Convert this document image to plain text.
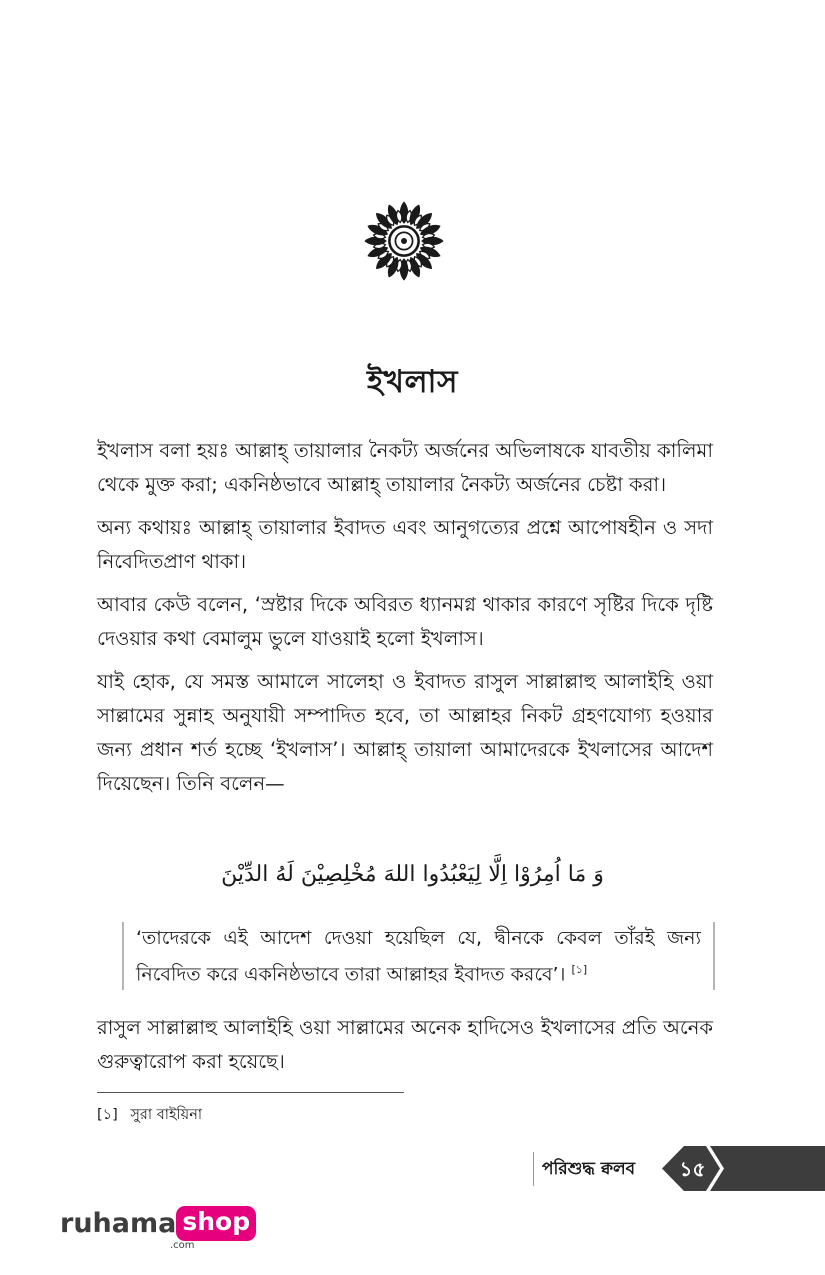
ইখলাস

ইখলাস বলা হয়ঃ আল্লাহ্ তায়ালার নৈকট্য অর্জনের অভিলাষকে যাবতীয় কালিমা থেকে মুক্ত করা; একনিষ্ঠভাবে আল্লাহ্ তায়ালার নৈকট্য অর্জনের চেষ্টা করা।

অন্য কথায়ঃ আল্লাহ্ তায়ালার ইবাদত এবং আনুগত্যের প্রশ্নে আপোষহীন ও সদা নিবেদিতপ্রাণ থাকা।

আবার কেউ বলেন, ‘স্রষ্টার দিকে অবিরত ধ্যানমগ্ন থাকার কারণে সৃষ্টির দিকে দৃষ্টি দেওয়ার কথা বেমালুম ভুলে যাওয়াই হলো ইখলাস।

যাই হোক, যে সমস্ত আমালে সালেহা ও ইবাদত রাসুল সাল্লাল্লাহু আলাইহি ওয়া সাল্লামের সুন্নাহ অনুযায়ী সম্পাদিত হবে, তা আল্লাহর নিকট গ্রহণযোগ্য হওয়ার জন্য প্রধান শর্ত হচ্ছে ‘ইখলাস’। আল্লাহ্ তায়ালা আমাদেরকে ইখলাসের আদেশ দিয়েছেন। তিনি বলেন—

وَ مَا اُمِرُوْا اِلَّا لِيَعْبُدُوا اللهَ مُخْلِصِيْنَ لَهُ الدِّيْنَ
‘তাদেরকে এই আদেশ দেওয়া হয়েছিল যে, দ্বীনকে কেবল তাঁরই জন্য নিবেদিত করে একনিষ্ঠভাবে তারা আল্লাহর ইবাদত করবে’। [১]

রাসুল সাল্লাল্লাহু আলাইহি ওয়া সাল্লামের অনেক হাদিসেও ইখলাসের প্রতি অনেক গুরুত্বারোপ করা হয়েছে।

[১] সুরা বাইয়িনা
পরিশুদ্ধ ক্বলব	১৫
ruhama shop
.com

__________________________________________________

▸ BRIEF
Take the entries shown above and quote them verbatim, passing over the pictures.

▸ REPLY TO THE EXERCISE
Convert this document image to plain text.
ইখলাস

ইখলাস বলা হয়ঃ আল্লাহ্ তায়ালার নৈকট্য অর্জনের অভিলাষকে যাবতীয় কালিমা থেকে মুক্ত করা; একনিষ্ঠভাবে আল্লাহ্ তায়ালার নৈকট্য অর্জনের চেষ্টা করা।

অন্য কথায়ঃ আল্লাহ্ তায়ালার ইবাদত এবং আনুগত্যের প্রশ্নে আপোষহীন ও সদা নিবেদিতপ্রাণ থাকা।

আবার কেউ বলেন, ‘স্রষ্টার দিকে অবিরত ধ্যানমগ্ন থাকার কারণে সৃষ্টির দিকে দৃষ্টি দেওয়ার কথা বেমালুম ভুলে যাওয়াই হলো ইখলাস।

যাই হোক, যে সমস্ত আমালে সালেহা ও ইবাদত রাসুল সাল্লাল্লাহু আলাইহি ওয়া সাল্লামের সুন্নাহ অনুযায়ী সম্পাদিত হবে, তা আল্লাহর নিকট গ্রহণযোগ্য হওয়ার জন্য প্রধান শর্ত হচ্ছে ‘ইখলাস’। আল্লাহ্ তায়ালা আমাদেরকে ইখলাসের আদেশ দিয়েছেন। তিনি বলেন—

وَ مَا اُمِرُوْا اِلَّا لِيَعْبُدُوا اللهَ مُخْلِصِيْنَ لَهُ الدِّيْنَ
‘তাদেরকে এই আদেশ দেওয়া হয়েছিল যে, দ্বীনকে কেবল তাঁরই জন্য নিবেদিত করে একনিষ্ঠভাবে তারা আল্লাহর ইবাদত করবে’। [১]

রাসুল সাল্লাল্লাহু আলাইহি ওয়া সাল্লামের অনেক হাদিসেও ইখলাসের প্রতি অনেক গুরুত্বারোপ করা হয়েছে।

[১] সুরা বাইয়িনা
পরিশুদ্ধ ক্বলব	১৫
ruhama shop
.com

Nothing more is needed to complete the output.